— start Extracted information —

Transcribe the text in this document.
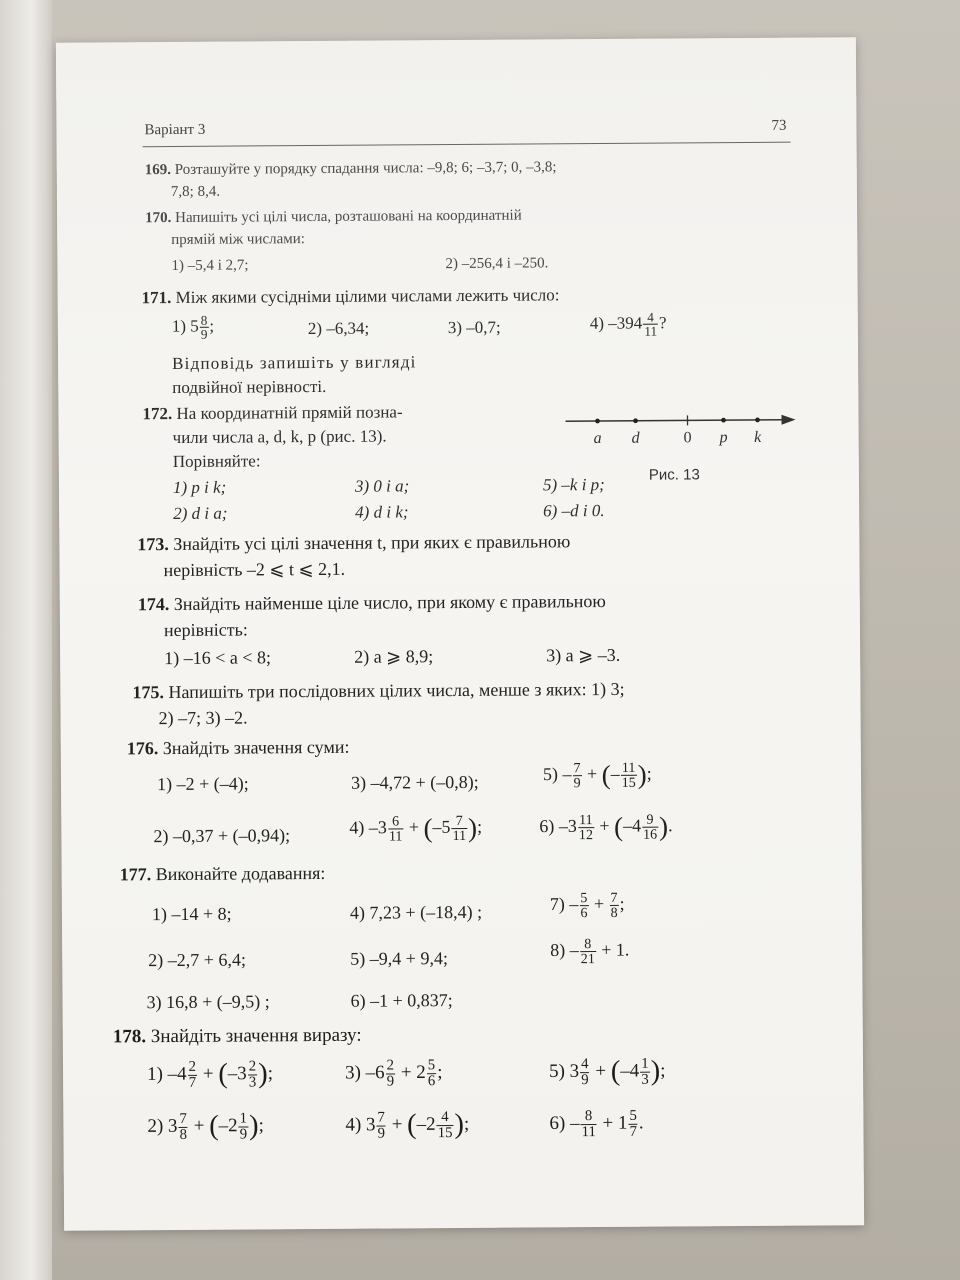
Варіант 3	73
169. Розташуйте у порядку спадання числа: –9,8; 6; –3,7; 0, –3,8;
7,8; 8,4.
170. Напишіть усі цілі числа, розташовані на координатній
прямій між числами:
1) –5,4 і 2,7;	2) –256,4 і –250.
171. Між якими сусідніми цілими числами лежить число:
1) $5 \frac{8}{9}$ ;	2) –6,34;	3) –0,7;	4) $-394 \frac{4}{11}$ ?
Відповідь запишіть у вигляді
подвійної нерівності.
a d	0 p k
Рис. 13
172. На координатній прямій позна-
чили числа a, d, k, p (рис. 13).
Порівняйте:
1) p і k;	3) 0 і a;	5) –k і p;
2) d і a;	4) d і k;	6) –d і 0.
173. Знайдіть усі цілі значення t, при яких є правильною
нерівність –2 ⩽ t ⩽ 2,1.
174. Знайдіть найменше ціле число, при якому є правильною
нерівність:
1) –16 < a < 8;	2) a ⩾ 8,9;	3) a ⩾ –3.
175. Напишіть три послідовних цілих числа, менше з яких: 1) 3;
2) –7; 3) –2.
176. Знайдіть значення суми:
1) –2 + (–4);	3) –4,72 + (–0,8);	$5) - \frac{7}{9}$ + (– $\frac{11}{15}$ );
2) –0,37 + (–0,94);	4) $-3 \frac{6}{11} + (-5 \frac{7}{11}$ );	6) $-3 \frac{11}{12} + (-4 \frac{9}{16}$ ).
177. Виконайте додавання:
1) –14 + 8;	4) 7,23 + (–18,4) ;	$7) - \frac{5}{6} + \frac{7}{8}$ ;
2) –2,7 + 6,4;	5) –9,4 + 9,4;	$8) - \frac{8}{21} + 1$.
3) 16,8 + (–9,5) ;	6) –1 + 0,837;
178. Знайдіть значення виразу:
1) $-4 \frac{2}{7} + (-3 \frac{2}{3}$ );	3) $-6 \frac{2}{9} + 2 \frac{5}{6}$ ;	5) $3 \frac{4}{9} + (-4 \frac{1}{3}$ );
2) $3 \frac{7}{8} + (-2 \frac{1}{9}$ );	4) $3 \frac{7}{9} + (-2 \frac{4}{15}$ );	$6) - \frac{8}{11} + 1 \frac{5}{7}$ .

— end Extracted information —

• _What you should do_: Look through the data above. Each line containing the word "значення" needs to be copied.

• _Output_:
173. Знайдіть усі цілі значення t, при яких є правильною
176. Знайдіть значення суми:
178. Знайдіть значення виразу:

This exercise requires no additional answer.